[A run of records]
:::::

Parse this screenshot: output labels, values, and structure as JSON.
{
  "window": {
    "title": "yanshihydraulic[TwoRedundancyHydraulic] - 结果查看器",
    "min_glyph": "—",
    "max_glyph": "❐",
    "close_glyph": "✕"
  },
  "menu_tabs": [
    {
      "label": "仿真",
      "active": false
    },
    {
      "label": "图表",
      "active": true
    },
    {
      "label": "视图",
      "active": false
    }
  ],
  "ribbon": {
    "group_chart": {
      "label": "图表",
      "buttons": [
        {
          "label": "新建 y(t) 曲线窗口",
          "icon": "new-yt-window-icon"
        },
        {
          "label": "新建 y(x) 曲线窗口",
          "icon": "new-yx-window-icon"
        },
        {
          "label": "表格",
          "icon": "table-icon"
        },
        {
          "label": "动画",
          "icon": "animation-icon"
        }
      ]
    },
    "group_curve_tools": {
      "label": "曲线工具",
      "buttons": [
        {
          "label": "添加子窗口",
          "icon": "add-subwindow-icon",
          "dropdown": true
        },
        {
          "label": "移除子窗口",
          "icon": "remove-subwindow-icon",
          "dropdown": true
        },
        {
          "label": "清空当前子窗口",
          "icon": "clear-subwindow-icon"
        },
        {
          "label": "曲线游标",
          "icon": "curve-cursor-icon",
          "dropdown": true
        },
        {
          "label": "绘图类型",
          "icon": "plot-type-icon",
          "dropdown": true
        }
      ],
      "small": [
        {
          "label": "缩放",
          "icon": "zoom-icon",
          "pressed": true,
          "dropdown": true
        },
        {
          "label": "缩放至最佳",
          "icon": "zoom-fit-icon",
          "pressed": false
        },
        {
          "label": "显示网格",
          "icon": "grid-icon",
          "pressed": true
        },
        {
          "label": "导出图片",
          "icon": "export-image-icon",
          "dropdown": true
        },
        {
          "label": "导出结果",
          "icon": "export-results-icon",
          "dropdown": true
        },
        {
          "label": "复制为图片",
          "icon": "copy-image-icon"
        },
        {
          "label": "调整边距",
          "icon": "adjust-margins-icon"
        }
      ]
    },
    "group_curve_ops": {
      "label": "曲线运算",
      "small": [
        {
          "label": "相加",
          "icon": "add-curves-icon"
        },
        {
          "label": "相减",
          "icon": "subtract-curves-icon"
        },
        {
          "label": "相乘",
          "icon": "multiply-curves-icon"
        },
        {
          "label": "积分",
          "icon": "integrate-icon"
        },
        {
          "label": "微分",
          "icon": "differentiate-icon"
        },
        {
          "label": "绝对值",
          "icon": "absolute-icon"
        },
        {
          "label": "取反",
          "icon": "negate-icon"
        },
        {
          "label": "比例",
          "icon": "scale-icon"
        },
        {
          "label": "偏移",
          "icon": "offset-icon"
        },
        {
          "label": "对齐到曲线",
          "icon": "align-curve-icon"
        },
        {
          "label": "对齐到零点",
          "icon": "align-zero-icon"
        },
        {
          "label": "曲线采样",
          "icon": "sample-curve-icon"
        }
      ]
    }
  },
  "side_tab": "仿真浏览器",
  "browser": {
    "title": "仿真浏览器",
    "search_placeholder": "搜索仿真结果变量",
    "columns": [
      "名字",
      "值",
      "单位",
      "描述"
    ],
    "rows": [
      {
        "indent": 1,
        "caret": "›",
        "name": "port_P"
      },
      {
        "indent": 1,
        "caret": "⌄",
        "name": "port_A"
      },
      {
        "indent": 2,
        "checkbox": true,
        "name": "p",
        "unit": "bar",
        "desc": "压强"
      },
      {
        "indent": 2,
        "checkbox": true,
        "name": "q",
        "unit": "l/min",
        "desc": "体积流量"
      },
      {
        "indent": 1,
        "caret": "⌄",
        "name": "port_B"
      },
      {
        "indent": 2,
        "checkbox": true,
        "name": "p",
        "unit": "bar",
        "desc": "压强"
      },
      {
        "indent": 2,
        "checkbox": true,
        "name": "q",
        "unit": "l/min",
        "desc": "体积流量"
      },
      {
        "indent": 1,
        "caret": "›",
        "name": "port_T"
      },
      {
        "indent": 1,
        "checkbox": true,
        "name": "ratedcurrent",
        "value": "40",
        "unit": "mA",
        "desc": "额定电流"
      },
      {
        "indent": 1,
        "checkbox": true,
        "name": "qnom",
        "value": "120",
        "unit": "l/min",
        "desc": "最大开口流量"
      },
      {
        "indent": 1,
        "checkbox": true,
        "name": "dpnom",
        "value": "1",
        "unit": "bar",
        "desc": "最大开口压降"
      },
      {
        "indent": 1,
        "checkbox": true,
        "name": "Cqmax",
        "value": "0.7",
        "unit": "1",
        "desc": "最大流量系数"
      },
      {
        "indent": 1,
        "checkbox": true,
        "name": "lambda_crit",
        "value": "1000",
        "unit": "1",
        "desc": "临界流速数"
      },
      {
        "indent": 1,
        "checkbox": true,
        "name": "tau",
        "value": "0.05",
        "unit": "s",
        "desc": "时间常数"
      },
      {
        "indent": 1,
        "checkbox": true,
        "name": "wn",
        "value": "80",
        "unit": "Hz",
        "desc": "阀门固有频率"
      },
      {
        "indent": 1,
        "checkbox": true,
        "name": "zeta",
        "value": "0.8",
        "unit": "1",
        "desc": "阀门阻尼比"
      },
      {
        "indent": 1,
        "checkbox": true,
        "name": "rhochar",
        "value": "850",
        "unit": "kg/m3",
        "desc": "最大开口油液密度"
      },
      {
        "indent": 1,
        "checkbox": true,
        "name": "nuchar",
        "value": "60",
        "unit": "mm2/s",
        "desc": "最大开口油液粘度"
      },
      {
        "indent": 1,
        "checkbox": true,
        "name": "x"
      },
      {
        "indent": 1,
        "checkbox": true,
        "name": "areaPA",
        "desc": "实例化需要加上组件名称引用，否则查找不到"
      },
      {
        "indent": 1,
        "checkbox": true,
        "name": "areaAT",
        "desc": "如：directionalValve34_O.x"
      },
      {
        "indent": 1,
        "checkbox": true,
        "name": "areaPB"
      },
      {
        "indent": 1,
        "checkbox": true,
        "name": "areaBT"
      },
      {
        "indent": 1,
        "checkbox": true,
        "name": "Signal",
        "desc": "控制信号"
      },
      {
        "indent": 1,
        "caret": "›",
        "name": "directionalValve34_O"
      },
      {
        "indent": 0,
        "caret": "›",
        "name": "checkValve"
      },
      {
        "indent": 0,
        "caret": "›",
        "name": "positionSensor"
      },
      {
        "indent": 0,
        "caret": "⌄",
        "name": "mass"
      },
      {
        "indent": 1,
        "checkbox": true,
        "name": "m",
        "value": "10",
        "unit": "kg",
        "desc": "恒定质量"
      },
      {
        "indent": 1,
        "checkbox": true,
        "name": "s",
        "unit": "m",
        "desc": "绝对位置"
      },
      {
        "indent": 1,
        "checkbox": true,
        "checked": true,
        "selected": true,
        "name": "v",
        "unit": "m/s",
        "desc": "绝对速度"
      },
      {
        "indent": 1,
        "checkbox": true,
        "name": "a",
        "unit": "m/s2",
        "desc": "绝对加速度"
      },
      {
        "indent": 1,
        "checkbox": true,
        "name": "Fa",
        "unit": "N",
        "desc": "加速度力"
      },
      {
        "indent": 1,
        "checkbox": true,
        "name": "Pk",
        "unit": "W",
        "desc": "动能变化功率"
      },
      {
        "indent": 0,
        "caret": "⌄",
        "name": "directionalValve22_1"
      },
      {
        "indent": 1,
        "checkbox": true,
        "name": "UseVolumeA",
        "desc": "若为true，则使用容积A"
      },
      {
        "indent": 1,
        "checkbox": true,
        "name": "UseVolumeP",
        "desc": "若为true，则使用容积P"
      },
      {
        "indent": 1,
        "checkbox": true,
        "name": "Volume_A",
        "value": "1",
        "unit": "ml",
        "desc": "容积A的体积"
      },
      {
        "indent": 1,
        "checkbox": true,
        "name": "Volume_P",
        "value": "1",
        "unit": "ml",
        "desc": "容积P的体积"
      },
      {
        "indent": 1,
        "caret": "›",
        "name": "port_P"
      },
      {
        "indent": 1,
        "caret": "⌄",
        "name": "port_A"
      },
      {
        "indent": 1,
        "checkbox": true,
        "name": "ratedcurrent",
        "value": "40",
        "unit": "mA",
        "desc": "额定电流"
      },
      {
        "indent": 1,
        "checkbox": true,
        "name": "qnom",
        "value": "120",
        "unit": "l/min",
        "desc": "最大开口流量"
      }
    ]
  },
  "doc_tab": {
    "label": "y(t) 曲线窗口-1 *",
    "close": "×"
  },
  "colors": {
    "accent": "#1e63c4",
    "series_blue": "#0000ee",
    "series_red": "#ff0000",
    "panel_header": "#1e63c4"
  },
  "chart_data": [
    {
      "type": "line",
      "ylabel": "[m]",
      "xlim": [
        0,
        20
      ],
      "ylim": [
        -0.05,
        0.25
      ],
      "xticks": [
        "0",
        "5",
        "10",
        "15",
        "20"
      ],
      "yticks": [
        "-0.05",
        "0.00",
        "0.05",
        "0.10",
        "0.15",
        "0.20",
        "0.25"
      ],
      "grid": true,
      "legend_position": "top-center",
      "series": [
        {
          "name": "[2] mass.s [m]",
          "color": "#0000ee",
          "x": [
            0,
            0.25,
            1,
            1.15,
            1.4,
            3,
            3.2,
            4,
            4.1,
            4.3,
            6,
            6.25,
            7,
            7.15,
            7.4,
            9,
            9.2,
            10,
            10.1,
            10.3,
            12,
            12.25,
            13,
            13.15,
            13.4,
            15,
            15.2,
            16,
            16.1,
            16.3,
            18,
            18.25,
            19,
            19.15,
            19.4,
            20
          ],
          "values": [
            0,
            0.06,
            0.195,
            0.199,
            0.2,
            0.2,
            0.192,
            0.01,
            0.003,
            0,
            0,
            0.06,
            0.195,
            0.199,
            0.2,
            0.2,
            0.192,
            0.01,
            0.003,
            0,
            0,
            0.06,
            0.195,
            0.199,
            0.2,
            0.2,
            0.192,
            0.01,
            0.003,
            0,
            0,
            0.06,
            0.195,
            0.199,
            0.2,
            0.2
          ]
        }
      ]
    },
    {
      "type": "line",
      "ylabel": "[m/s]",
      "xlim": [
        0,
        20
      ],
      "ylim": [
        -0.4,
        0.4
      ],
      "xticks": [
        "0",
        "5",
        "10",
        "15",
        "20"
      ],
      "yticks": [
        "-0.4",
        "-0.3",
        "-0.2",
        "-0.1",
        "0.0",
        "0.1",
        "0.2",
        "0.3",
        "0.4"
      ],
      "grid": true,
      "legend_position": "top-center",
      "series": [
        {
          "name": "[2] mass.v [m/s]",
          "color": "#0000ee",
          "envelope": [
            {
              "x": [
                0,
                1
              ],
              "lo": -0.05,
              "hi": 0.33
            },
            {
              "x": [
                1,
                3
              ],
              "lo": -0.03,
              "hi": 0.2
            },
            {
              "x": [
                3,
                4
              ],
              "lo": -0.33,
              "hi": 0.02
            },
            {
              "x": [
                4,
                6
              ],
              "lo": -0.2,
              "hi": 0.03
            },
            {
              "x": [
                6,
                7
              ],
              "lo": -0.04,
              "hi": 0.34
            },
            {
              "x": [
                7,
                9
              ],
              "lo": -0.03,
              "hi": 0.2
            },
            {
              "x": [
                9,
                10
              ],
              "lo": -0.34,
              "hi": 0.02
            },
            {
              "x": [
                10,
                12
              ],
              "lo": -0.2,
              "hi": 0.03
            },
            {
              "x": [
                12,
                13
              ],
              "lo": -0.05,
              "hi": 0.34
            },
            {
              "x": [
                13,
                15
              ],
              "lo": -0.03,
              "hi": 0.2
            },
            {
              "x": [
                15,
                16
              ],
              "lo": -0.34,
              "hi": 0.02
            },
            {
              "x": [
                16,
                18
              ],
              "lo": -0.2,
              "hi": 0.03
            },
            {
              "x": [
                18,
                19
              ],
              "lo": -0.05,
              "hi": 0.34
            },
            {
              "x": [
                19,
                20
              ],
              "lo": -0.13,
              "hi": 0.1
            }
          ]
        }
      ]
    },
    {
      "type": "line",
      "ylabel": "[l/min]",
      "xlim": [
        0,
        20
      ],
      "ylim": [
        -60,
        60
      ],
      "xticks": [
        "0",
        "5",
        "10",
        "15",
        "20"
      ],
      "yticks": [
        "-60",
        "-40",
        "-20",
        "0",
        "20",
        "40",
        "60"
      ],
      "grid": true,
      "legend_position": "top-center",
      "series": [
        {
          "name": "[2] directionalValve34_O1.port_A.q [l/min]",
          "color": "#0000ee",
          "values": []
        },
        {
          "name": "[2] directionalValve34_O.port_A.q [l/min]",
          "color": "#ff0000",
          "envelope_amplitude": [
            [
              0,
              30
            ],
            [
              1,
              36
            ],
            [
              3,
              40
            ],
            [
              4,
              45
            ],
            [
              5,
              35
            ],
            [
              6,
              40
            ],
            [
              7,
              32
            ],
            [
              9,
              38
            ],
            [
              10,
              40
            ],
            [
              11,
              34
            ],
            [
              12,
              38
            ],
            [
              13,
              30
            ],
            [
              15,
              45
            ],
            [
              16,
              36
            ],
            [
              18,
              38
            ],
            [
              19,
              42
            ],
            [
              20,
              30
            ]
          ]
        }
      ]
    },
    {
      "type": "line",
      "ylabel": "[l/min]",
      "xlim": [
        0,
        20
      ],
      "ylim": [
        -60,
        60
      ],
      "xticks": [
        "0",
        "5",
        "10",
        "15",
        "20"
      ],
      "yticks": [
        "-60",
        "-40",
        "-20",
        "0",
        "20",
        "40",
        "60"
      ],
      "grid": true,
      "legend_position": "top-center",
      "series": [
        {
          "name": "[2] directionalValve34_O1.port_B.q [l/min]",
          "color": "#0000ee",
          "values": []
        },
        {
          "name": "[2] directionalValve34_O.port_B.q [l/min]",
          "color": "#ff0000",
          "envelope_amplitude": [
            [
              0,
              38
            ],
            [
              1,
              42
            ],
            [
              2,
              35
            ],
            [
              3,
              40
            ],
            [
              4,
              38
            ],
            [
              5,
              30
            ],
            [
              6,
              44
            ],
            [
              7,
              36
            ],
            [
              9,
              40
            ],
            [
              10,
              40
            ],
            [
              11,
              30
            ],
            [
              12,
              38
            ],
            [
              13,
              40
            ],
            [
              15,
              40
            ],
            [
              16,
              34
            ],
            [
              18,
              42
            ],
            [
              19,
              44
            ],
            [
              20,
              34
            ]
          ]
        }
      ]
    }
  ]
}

:::::

• Required work: Scan the material above for the string "若为true" and return the lines that hold it.

• Solution for this problem:
        "desc": "若为true，则使用容积A"
        "desc": "若为true，则使用容积P"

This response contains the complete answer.